# WHAT IS REQUIRED
Repeat the whole listing below, word for word.

# RECORDS SUPPLIED
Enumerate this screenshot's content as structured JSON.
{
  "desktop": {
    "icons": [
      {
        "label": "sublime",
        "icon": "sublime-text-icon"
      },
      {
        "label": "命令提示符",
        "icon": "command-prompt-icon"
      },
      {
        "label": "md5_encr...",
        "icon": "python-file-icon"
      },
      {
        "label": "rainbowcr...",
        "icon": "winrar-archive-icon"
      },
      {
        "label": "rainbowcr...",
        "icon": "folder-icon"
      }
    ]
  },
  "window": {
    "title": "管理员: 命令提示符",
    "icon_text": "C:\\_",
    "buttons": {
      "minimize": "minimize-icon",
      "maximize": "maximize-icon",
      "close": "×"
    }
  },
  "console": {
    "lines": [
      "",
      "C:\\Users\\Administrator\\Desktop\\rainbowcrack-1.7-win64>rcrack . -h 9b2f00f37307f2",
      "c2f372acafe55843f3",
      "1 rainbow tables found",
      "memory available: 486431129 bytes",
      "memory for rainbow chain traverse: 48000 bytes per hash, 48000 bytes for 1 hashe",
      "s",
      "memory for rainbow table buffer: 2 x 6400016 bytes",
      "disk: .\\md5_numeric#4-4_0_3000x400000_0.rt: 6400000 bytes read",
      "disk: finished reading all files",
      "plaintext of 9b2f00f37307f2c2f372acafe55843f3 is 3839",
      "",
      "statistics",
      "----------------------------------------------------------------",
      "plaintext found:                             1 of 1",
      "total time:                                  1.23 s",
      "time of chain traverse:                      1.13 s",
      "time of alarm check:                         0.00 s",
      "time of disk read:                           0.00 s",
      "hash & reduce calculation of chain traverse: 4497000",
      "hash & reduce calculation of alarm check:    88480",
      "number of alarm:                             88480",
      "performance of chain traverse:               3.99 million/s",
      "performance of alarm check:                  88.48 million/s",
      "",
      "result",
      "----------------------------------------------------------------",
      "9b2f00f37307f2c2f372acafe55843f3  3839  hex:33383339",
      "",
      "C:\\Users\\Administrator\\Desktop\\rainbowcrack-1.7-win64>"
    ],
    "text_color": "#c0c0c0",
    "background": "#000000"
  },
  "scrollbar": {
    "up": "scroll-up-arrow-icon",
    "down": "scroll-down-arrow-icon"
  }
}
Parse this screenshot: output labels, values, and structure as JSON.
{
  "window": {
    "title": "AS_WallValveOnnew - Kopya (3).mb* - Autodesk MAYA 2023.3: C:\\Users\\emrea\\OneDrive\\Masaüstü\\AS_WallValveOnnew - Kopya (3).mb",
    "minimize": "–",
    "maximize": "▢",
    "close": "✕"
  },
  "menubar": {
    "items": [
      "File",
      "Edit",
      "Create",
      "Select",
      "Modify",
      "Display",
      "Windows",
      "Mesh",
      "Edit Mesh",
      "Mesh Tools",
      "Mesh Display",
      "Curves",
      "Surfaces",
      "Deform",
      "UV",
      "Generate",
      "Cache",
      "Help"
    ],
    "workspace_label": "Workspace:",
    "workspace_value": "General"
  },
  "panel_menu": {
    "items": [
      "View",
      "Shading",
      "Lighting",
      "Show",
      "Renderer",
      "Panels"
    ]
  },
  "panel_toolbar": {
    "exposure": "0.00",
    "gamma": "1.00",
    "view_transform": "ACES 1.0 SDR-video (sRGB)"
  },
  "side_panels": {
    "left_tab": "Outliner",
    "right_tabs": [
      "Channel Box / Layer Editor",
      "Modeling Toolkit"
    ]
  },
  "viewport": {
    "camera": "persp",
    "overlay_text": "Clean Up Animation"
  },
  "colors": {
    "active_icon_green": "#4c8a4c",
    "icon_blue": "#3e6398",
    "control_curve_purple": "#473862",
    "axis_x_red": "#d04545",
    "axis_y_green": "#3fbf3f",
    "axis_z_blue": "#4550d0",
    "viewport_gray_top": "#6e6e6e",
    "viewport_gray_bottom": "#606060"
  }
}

# SOLVED EXERCISE
Enumerate this screenshot's content as structured JSON.
{
  "desktop": {
    "icons": [
      {
        "label": "sublime",
        "icon": "sublime-text-icon"
      },
      {
        "label": "命令提示符",
        "icon": "command-prompt-icon"
      },
      {
        "label": "md5_encr...",
        "icon": "python-file-icon"
      },
      {
        "label": "rainbowcr...",
        "icon": "winrar-archive-icon"
      },
      {
        "label": "rainbowcr...",
        "icon": "folder-icon"
      }
    ]
  },
  "window": {
    "title": "管理员: 命令提示符",
    "icon_text": "C:\\_",
    "buttons": {
      "minimize": "minimize-icon",
      "maximize": "maximize-icon",
      "close": "×"
    }
  },
  "console": {
    "lines": [
      "",
      "C:\\Users\\Administrator\\Desktop\\rainbowcrack-1.7-win64>rcrack . -h 9b2f00f37307f2",
      "c2f372acafe55843f3",
      "1 rainbow tables found",
      "memory available: 486431129 bytes",
      "memory for rainbow chain traverse: 48000 bytes per hash, 48000 bytes for 1 hashe",
      "s",
      "memory for rainbow table buffer: 2 x 6400016 bytes",
      "disk: .\\md5_numeric#4-4_0_3000x400000_0.rt: 6400000 bytes read",
      "disk: finished reading all files",
      "plaintext of 9b2f00f37307f2c2f372acafe55843f3 is 3839",
      "",
      "statistics",
      "----------------------------------------------------------------",
      "plaintext found:                             1 of 1",
      "total time:                                  1.23 s",
      "time of chain traverse:                      1.13 s",
      "time of alarm check:                         0.00 s",
      "time of disk read:                           0.00 s",
      "hash & reduce calculation of chain traverse: 4497000",
      "hash & reduce calculation of alarm check:    88480",
      "number of alarm:                             88480",
      "performance of chain traverse:               3.99 million/s",
      "performance of alarm check:                  88.48 million/s",
      "",
      "result",
      "----------------------------------------------------------------",
      "9b2f00f37307f2c2f372acafe55843f3  3839  hex:33383339",
      "",
      "C:\\Users\\Administrator\\Desktop\\rainbowcrack-1.7-win64>"
    ],
    "text_color": "#c0c0c0",
    "background": "#000000"
  },
  "scrollbar": {
    "up": "scroll-up-arrow-icon",
    "down": "scroll-down-arrow-icon"
  }
}
Parse this screenshot: output labels, values, and structure as JSON.
{
  "window": {
    "title": "AS_WallValveOnnew - Kopya (3).mb* - Autodesk MAYA 2023.3: C:\\Users\\emrea\\OneDrive\\Masaüstü\\AS_WallValveOnnew - Kopya (3).mb",
    "minimize": "–",
    "maximize": "▢",
    "close": "✕"
  },
  "menubar": {
    "items": [
      "File",
      "Edit",
      "Create",
      "Select",
      "Modify",
      "Display",
      "Windows",
      "Mesh",
      "Edit Mesh",
      "Mesh Tools",
      "Mesh Display",
      "Curves",
      "Surfaces",
      "Deform",
      "UV",
      "Generate",
      "Cache",
      "Help"
    ],
    "workspace_label": "Workspace:",
    "workspace_value": "General"
  },
  "panel_menu": {
    "items": [
      "View",
      "Shading",
      "Lighting",
      "Show",
      "Renderer",
      "Panels"
    ]
  },
  "panel_toolbar": {
    "exposure": "0.00",
    "gamma": "1.00",
    "view_transform": "ACES 1.0 SDR-video (sRGB)"
  },
  "side_panels": {
    "left_tab": "Outliner",
    "right_tabs": [
      "Channel Box / Layer Editor",
      "Modeling Toolkit"
    ]
  },
  "viewport": {
    "camera": "persp",
    "overlay_text": "Clean Up Animation"
  },
  "colors": {
    "active_icon_green": "#4c8a4c",
    "icon_blue": "#3e6398",
    "control_curve_purple": "#473862",
    "axis_x_red": "#d04545",
    "axis_y_green": "#3fbf3f",
    "axis_z_blue": "#4550d0",
    "viewport_gray_top": "#6e6e6e",
    "viewport_gray_bottom": "#606060"
  }
}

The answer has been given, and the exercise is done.